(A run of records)

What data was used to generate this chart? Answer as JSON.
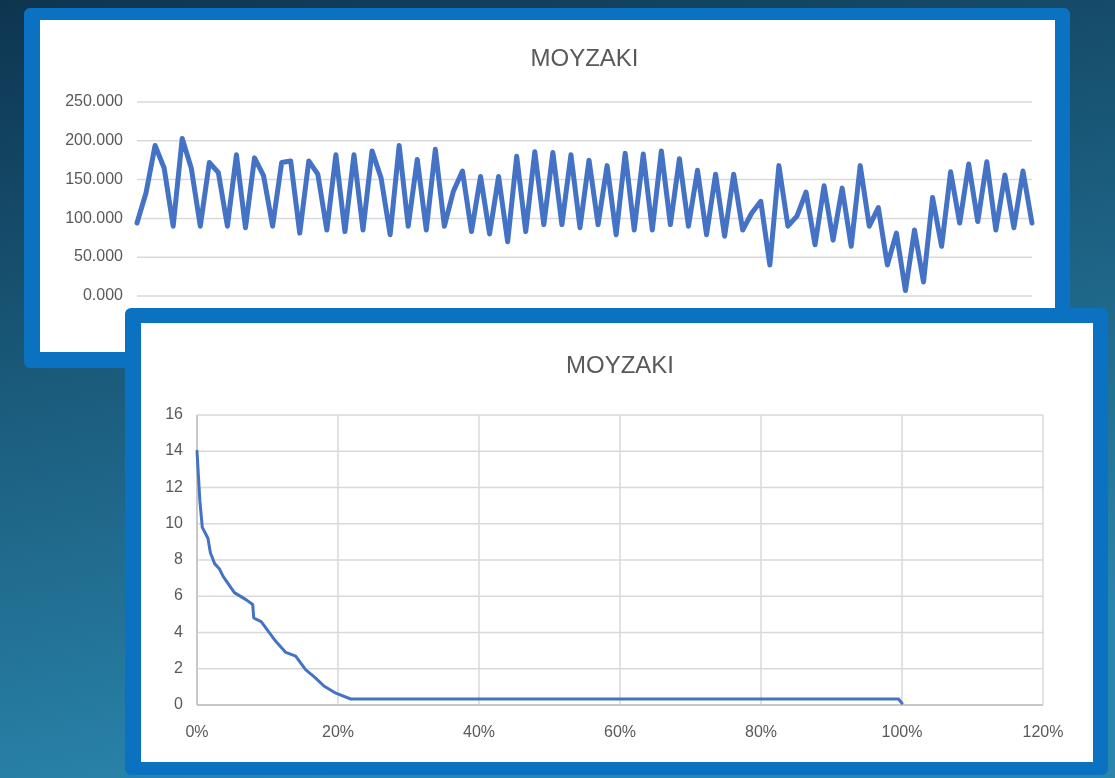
{
  "chart_data": [
    {
      "type": "line",
      "title": "MOYZAKI",
      "categories": [
        null,
        null,
        null,
        null,
        null,
        null,
        null,
        null,
        null,
        null,
        null,
        null,
        null,
        null,
        null,
        null,
        null,
        null,
        null,
        null,
        null,
        null,
        null,
        null,
        null,
        null,
        null,
        null,
        null,
        null,
        null,
        null,
        null,
        null,
        null,
        null,
        null,
        null,
        null,
        null,
        null,
        null,
        null,
        null,
        null,
        null,
        null,
        null,
        null,
        null,
        null,
        null,
        null,
        null,
        null,
        null,
        null,
        null,
        null,
        null,
        null,
        null,
        null,
        null,
        null,
        null,
        null,
        null,
        null,
        null,
        null,
        null,
        null,
        null,
        null,
        null,
        null,
        null,
        null,
        null,
        null,
        null,
        null,
        null,
        null,
        null,
        null,
        null,
        null,
        null,
        null,
        null,
        null,
        null,
        null,
        null,
        null,
        null,
        null,
        null
      ],
      "series": [
        {
          "color": "#4472c4",
          "values": [
            94,
            133,
            194,
            165,
            90,
            203,
            165,
            90,
            172,
            159,
            90,
            182,
            88,
            178,
            155,
            90,
            172,
            174,
            81,
            174,
            157,
            85,
            182,
            83,
            182,
            85,
            187,
            152,
            79,
            194,
            90,
            176,
            85,
            189,
            90,
            135,
            161,
            83,
            154,
            80,
            154,
            70,
            180,
            83,
            186,
            92,
            185,
            92,
            182,
            88,
            175,
            92,
            168,
            79,
            184,
            85,
            183,
            85,
            187,
            92,
            177,
            90,
            162,
            79,
            157,
            77,
            157,
            85,
            107,
            122,
            40,
            168,
            90,
            103,
            134,
            66,
            142,
            72,
            139,
            64,
            168,
            90,
            114,
            40,
            81,
            7,
            85,
            18,
            127,
            64,
            160,
            94,
            170,
            96,
            173,
            85,
            156,
            88,
            161,
            94
          ]
        }
      ],
      "ylim": [
        0,
        250
      ],
      "yticks": [
        {
          "value": 0,
          "label": "0.000"
        },
        {
          "value": 50,
          "label": "50.000"
        },
        {
          "value": 100,
          "label": "100.000"
        },
        {
          "value": 150,
          "label": "150.000"
        },
        {
          "value": 200,
          "label": "200.000"
        },
        {
          "value": 250,
          "label": "250.000"
        }
      ],
      "grid": "y",
      "tick_labels": "y"
    },
    {
      "type": "line",
      "title": "MOYZAKI",
      "series": [
        {
          "color": "#4472c4",
          "x": [
            0,
            0.4,
            0.75,
            1.55,
            1.9,
            2.5,
            3.2,
            3.7,
            5.3,
            7,
            7.9,
            8.05,
            9.1,
            11.2,
            12.6,
            14,
            15.4,
            16.8,
            18,
            19.7,
            21.8,
            99.5,
            100
          ],
          "values": [
            14,
            11.3,
            9.8,
            9.2,
            8.4,
            7.8,
            7.5,
            7.1,
            6.2,
            5.8,
            5.55,
            4.8,
            4.6,
            3.5,
            2.9,
            2.7,
            1.95,
            1.5,
            1.05,
            0.65,
            0.33,
            0.33,
            0.1
          ]
        }
      ],
      "xlim": [
        0,
        120
      ],
      "xticks": [
        {
          "value": 0,
          "label": "0%"
        },
        {
          "value": 20,
          "label": "20%"
        },
        {
          "value": 40,
          "label": "40%"
        },
        {
          "value": 60,
          "label": "60%"
        },
        {
          "value": 80,
          "label": "80%"
        },
        {
          "value": 100,
          "label": "100%"
        },
        {
          "value": 120,
          "label": "120%"
        }
      ],
      "ylim": [
        0,
        16
      ],
      "yticks": [
        0,
        2,
        4,
        6,
        8,
        10,
        12,
        14,
        16
      ],
      "grid": true
    }
  ]
}
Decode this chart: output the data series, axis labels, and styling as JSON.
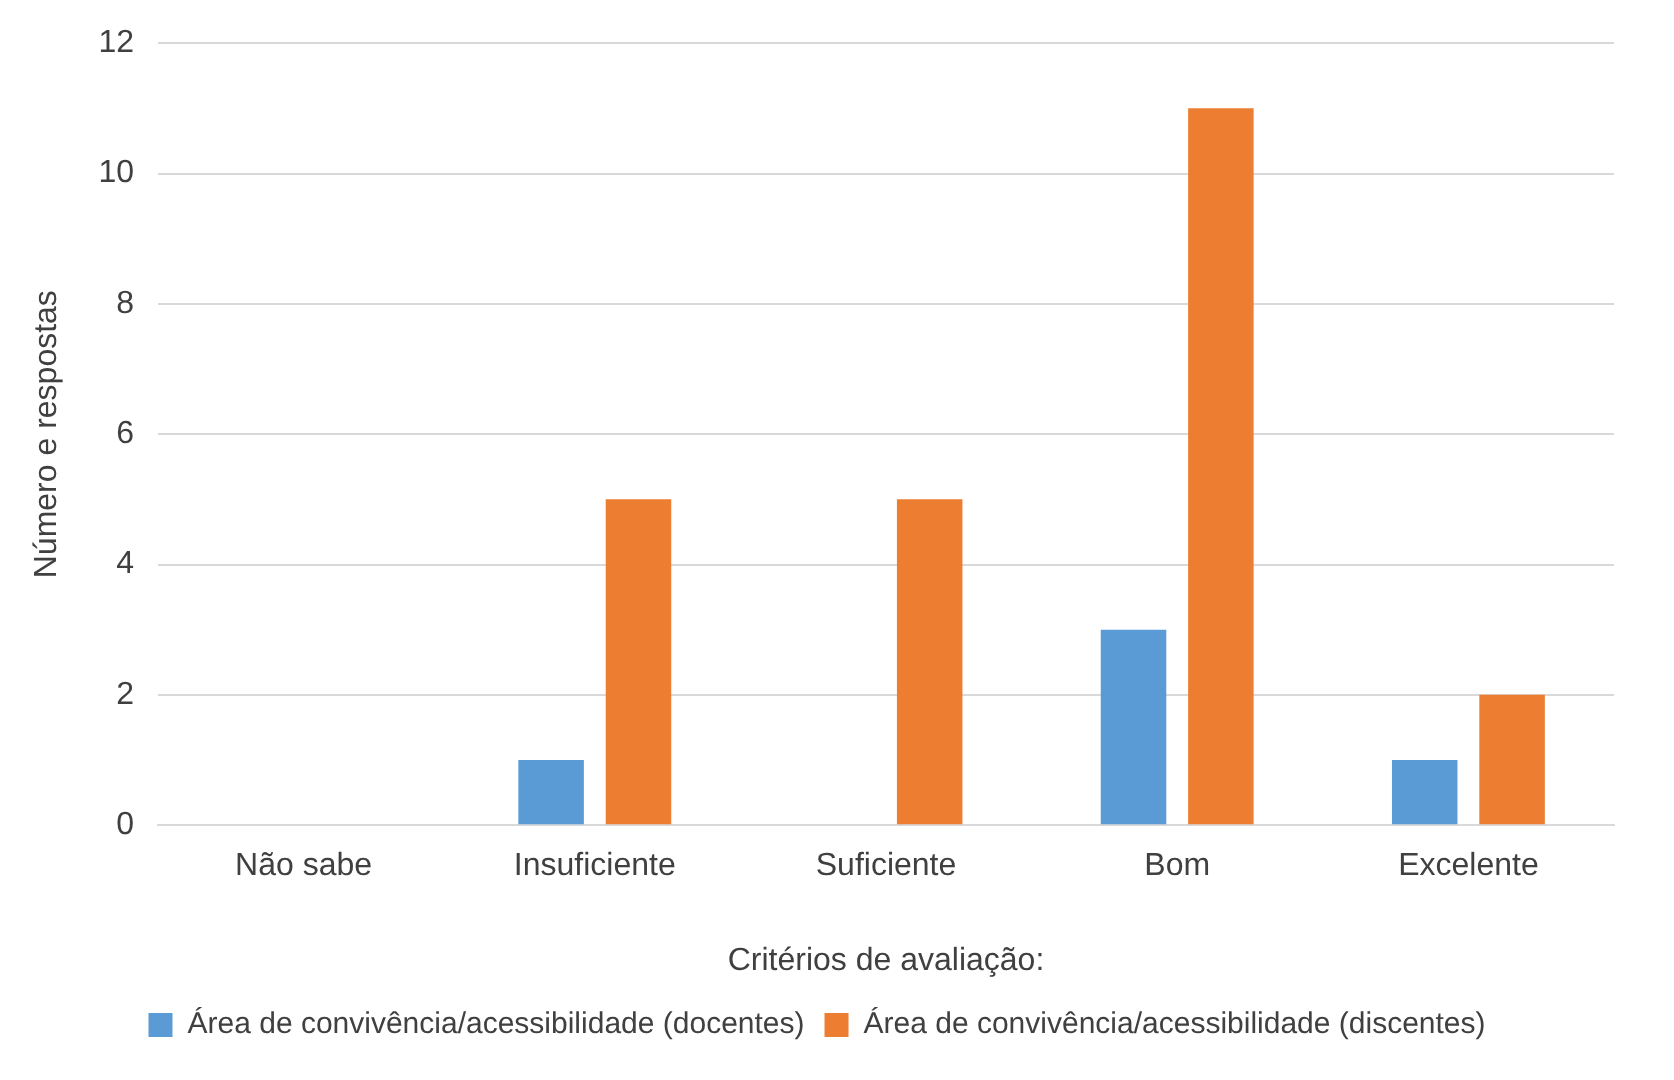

» **Job**
Repeat the data exactly, dropping every picture it holds.

» **Response below**
What data was used to generate this chart? Answer as JSON.
{
  "chart_data": [
    {
      "type": "line",
      "title": "MOYZAKI",
      "categories": [
        null,
        null,
        null,
        null,
        null,
        null,
        null,
        null,
        null,
        null,
        null,
        null,
        null,
        null,
        null,
        null,
        null,
        null,
        null,
        null,
        null,
        null,
        null,
        null,
        null,
        null,
        null,
        null,
        null,
        null,
        null,
        null,
        null,
        null,
        null,
        null,
        null,
        null,
        null,
        null,
        null,
        null,
        null,
        null,
        null,
        null,
        null,
        null,
        null,
        null,
        null,
        null,
        null,
        null,
        null,
        null,
        null,
        null,
        null,
        null,
        null,
        null,
        null,
        null,
        null,
        null,
        null,
        null,
        null,
        null,
        null,
        null,
        null,
        null,
        null,
        null,
        null,
        null,
        null,
        null,
        null,
        null,
        null,
        null,
        null,
        null,
        null,
        null,
        null,
        null,
        null,
        null,
        null,
        null,
        null,
        null,
        null,
        null,
        null,
        null
      ],
      "series": [
        {
          "color": "#4472c4",
          "values": [
            94,
            133,
            194,
            165,
            90,
            203,
            165,
            90,
            172,
            159,
            90,
            182,
            88,
            178,
            155,
            90,
            172,
            174,
            81,
            174,
            157,
            85,
            182,
            83,
            182,
            85,
            187,
            152,
            79,
            194,
            90,
            176,
            85,
            189,
            90,
            135,
            161,
            83,
            154,
            80,
            154,
            70,
            180,
            83,
            186,
            92,
            185,
            92,
            182,
            88,
            175,
            92,
            168,
            79,
            184,
            85,
            183,
            85,
            187,
            92,
            177,
            90,
            162,
            79,
            157,
            77,
            157,
            85,
            107,
            122,
            40,
            168,
            90,
            103,
            134,
            66,
            142,
            72,
            139,
            64,
            168,
            90,
            114,
            40,
            81,
            7,
            85,
            18,
            127,
            64,
            160,
            94,
            170,
            96,
            173,
            85,
            156,
            88,
            161,
            94
          ]
        }
      ],
      "ylim": [
        0,
        250
      ],
      "yticks": [
        {
          "value": 0,
          "label": "0.000"
        },
        {
          "value": 50,
          "label": "50.000"
        },
        {
          "value": 100,
          "label": "100.000"
        },
        {
          "value": 150,
          "label": "150.000"
        },
        {
          "value": 200,
          "label": "200.000"
        },
        {
          "value": 250,
          "label": "250.000"
        }
      ],
      "grid": "y",
      "tick_labels": "y"
    },
    {
      "type": "line",
      "title": "MOYZAKI",
      "series": [
        {
          "color": "#4472c4",
          "x": [
            0,
            0.4,
            0.75,
            1.55,
            1.9,
            2.5,
            3.2,
            3.7,
            5.3,
            7,
            7.9,
            8.05,
            9.1,
            11.2,
            12.6,
            14,
            15.4,
            16.8,
            18,
            19.7,
            21.8,
            99.5,
            100
          ],
          "values": [
            14,
            11.3,
            9.8,
            9.2,
            8.4,
            7.8,
            7.5,
            7.1,
            6.2,
            5.8,
            5.55,
            4.8,
            4.6,
            3.5,
            2.9,
            2.7,
            1.95,
            1.5,
            1.05,
            0.65,
            0.33,
            0.33,
            0.1
          ]
        }
      ],
      "xlim": [
        0,
        120
      ],
      "xticks": [
        {
          "value": 0,
          "label": "0%"
        },
        {
          "value": 20,
          "label": "20%"
        },
        {
          "value": 40,
          "label": "40%"
        },
        {
          "value": 60,
          "label": "60%"
        },
        {
          "value": 80,
          "label": "80%"
        },
        {
          "value": 100,
          "label": "100%"
        },
        {
          "value": 120,
          "label": "120%"
        }
      ],
      "ylim": [
        0,
        16
      ],
      "yticks": [
        0,
        2,
        4,
        6,
        8,
        10,
        12,
        14,
        16
      ],
      "grid": true
    }
  ]
}
Decode this chart: output the data series, axis labels, and styling as JSON.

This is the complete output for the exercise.